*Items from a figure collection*

#####

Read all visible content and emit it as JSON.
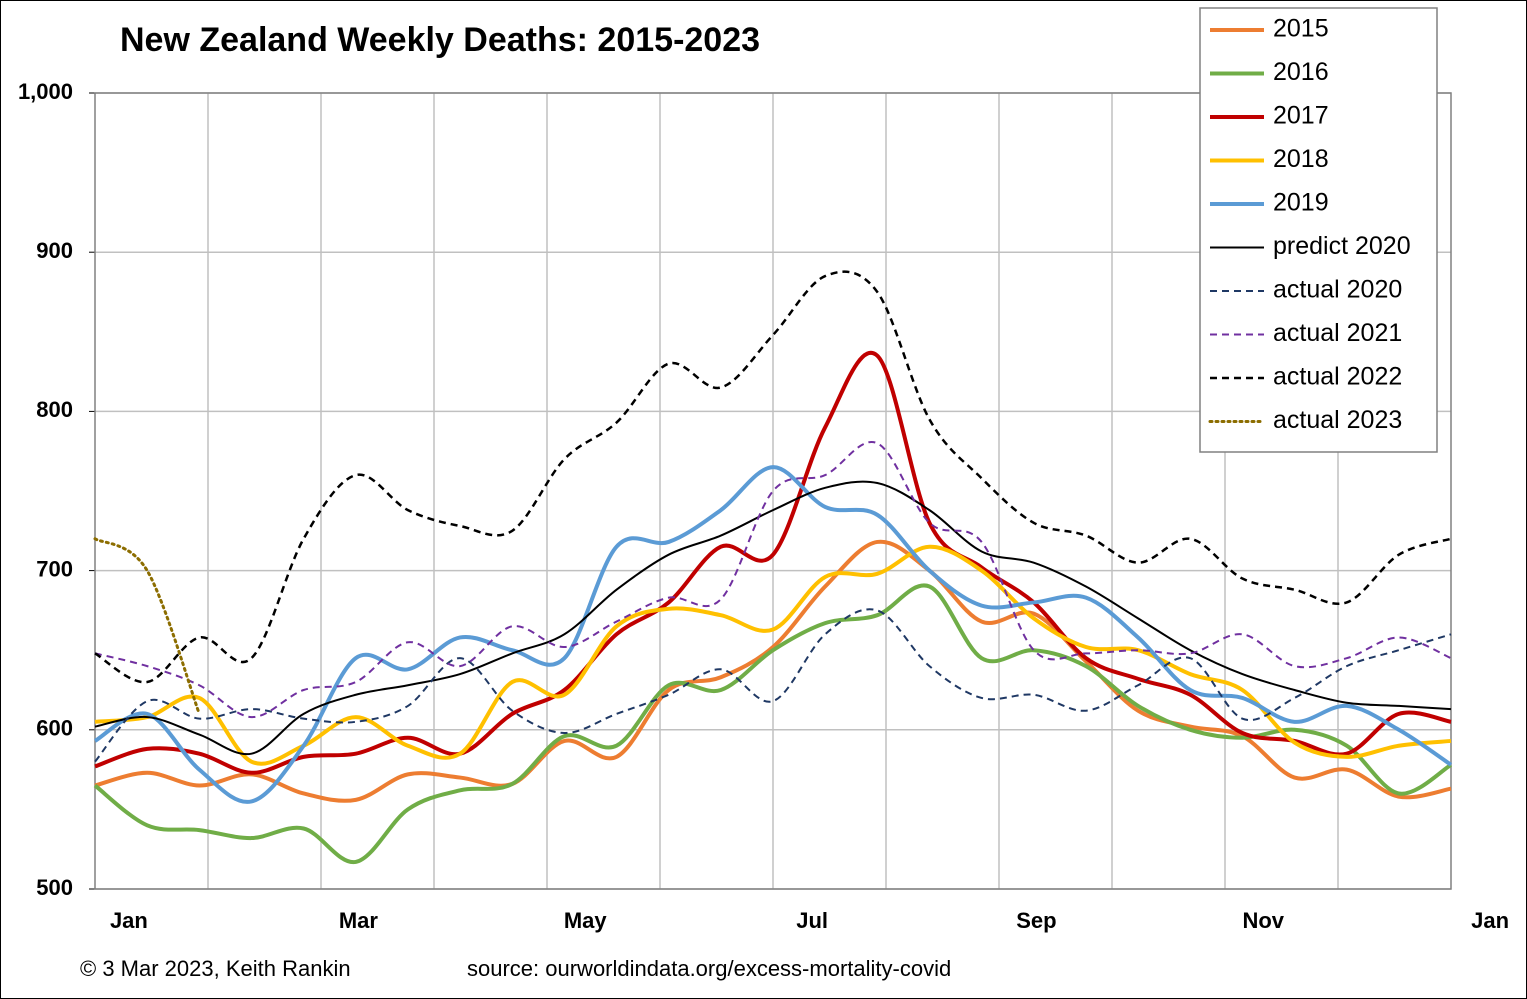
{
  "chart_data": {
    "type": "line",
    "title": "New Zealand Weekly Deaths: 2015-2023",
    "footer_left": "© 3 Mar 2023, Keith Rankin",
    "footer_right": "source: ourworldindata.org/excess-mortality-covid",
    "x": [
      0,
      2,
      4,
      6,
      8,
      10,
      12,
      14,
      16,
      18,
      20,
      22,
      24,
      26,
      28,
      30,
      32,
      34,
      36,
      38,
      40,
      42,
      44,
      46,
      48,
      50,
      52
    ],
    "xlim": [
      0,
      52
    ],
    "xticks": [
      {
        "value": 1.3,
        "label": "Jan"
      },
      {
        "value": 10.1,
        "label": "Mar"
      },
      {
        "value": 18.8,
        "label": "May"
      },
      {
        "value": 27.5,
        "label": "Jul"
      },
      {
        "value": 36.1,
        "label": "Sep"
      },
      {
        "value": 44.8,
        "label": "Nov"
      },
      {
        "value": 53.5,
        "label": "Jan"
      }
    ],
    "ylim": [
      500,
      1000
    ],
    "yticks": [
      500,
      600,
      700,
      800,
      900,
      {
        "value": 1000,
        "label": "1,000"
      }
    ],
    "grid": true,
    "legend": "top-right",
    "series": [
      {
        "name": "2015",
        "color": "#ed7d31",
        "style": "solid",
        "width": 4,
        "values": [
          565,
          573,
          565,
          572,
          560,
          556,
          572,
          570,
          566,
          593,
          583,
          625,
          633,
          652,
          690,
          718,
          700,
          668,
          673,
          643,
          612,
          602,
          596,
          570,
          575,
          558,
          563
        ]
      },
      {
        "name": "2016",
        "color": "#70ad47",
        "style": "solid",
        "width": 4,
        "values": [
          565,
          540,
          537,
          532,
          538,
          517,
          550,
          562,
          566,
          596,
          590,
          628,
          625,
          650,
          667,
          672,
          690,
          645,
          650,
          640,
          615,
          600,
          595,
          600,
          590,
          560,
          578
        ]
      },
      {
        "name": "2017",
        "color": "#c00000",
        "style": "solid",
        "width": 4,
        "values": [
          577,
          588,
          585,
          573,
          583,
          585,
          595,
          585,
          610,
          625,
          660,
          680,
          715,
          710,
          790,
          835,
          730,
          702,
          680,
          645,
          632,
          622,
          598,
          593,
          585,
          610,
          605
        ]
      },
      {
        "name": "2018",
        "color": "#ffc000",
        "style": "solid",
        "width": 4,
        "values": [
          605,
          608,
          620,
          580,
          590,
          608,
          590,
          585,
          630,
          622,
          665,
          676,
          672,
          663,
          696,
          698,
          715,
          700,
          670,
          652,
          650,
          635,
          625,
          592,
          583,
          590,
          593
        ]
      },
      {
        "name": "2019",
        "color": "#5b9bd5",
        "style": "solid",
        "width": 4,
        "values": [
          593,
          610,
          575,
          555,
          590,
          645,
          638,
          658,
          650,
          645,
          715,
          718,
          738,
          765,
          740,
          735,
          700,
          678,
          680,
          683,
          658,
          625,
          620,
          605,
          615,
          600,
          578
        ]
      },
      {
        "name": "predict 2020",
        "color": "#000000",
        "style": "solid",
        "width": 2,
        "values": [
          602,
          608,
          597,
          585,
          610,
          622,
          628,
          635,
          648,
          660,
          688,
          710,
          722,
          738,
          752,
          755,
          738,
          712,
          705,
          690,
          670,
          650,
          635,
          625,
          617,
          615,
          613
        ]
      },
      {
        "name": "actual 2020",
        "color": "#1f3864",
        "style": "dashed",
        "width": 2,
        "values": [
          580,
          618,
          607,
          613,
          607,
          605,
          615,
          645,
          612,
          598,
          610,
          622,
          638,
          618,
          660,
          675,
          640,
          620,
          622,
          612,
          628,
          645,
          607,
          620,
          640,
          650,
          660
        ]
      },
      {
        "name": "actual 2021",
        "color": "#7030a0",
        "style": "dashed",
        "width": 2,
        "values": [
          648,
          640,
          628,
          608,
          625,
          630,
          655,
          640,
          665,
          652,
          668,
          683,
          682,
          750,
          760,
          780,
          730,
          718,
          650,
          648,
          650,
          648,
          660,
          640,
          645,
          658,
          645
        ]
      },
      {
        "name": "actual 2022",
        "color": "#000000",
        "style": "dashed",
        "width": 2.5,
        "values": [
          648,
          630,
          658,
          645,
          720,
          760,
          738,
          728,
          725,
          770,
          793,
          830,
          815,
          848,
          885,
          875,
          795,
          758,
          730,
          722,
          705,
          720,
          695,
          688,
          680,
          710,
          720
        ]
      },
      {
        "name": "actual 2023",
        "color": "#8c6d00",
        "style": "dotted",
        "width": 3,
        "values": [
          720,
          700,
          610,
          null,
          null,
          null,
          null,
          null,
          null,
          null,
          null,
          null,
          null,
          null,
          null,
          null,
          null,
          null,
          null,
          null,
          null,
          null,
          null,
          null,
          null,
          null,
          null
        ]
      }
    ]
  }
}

#####

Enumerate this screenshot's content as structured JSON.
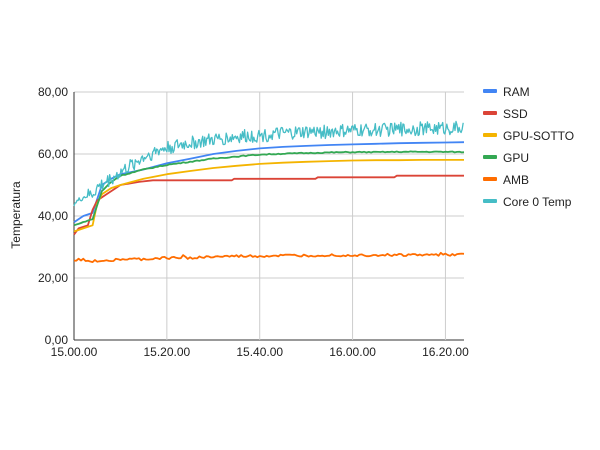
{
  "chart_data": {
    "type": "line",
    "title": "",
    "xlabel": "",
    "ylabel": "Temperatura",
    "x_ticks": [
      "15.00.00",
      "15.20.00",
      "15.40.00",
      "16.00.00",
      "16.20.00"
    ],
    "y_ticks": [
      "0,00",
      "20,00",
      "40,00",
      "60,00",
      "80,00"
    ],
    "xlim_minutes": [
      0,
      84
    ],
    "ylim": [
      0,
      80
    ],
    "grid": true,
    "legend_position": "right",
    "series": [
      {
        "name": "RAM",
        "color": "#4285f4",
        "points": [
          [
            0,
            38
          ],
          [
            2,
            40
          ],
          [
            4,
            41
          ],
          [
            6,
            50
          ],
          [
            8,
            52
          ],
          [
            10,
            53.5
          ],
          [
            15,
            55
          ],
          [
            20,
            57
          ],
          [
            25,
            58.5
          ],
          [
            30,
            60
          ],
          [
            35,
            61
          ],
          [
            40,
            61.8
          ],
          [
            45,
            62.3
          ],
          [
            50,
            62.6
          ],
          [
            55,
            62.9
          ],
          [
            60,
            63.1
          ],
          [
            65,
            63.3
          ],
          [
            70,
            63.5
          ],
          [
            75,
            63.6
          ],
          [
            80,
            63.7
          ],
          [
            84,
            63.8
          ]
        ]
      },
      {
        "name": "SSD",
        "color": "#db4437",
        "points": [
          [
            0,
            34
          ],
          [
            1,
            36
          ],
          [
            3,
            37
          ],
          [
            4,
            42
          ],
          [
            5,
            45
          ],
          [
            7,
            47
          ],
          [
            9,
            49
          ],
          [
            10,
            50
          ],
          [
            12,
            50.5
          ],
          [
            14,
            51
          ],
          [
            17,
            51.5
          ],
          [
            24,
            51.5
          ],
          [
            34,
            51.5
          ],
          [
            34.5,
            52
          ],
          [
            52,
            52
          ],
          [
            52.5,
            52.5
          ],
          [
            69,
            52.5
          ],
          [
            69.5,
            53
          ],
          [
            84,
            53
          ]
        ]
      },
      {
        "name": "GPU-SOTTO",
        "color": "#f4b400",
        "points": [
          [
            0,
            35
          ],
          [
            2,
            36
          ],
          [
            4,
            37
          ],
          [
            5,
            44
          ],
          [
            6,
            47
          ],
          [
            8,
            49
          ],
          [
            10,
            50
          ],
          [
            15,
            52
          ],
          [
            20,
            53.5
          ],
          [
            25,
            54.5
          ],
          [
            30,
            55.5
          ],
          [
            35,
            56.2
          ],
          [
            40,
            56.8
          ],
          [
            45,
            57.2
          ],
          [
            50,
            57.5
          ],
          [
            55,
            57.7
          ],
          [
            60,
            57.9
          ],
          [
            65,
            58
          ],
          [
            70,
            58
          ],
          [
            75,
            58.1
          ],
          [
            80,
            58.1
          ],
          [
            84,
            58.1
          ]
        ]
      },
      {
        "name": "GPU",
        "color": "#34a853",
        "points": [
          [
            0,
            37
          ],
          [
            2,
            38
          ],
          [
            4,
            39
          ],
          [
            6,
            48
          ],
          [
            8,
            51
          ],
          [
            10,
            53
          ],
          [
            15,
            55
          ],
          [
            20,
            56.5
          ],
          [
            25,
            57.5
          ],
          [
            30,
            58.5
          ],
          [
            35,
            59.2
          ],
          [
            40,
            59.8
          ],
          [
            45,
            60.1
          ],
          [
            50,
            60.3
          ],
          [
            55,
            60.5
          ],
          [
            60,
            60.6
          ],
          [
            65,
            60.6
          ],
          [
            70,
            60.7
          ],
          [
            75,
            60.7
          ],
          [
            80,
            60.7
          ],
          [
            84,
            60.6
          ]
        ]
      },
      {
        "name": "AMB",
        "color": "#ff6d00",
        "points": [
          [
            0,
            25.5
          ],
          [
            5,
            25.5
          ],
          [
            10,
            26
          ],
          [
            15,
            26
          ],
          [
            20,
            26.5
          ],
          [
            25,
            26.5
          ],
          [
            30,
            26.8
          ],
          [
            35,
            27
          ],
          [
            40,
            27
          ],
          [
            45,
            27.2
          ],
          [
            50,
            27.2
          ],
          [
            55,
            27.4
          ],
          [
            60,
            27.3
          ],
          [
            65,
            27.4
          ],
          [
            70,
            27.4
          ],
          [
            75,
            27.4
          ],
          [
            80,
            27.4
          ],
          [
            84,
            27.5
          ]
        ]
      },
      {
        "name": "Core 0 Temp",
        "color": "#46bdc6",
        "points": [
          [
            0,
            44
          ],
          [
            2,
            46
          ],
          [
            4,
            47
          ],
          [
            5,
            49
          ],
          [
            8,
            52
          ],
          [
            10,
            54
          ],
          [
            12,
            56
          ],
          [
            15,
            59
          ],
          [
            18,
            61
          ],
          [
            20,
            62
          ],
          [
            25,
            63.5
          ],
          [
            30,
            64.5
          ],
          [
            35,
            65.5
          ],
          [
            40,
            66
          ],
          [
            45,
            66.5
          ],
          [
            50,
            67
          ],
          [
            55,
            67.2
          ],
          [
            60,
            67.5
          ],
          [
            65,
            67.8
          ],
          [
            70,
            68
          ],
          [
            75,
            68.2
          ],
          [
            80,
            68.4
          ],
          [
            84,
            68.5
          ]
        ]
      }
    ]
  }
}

#####

*Job*
For the records above, state how many lines include the string "content", giving the number and nothing else.

*Answer to this problem*
2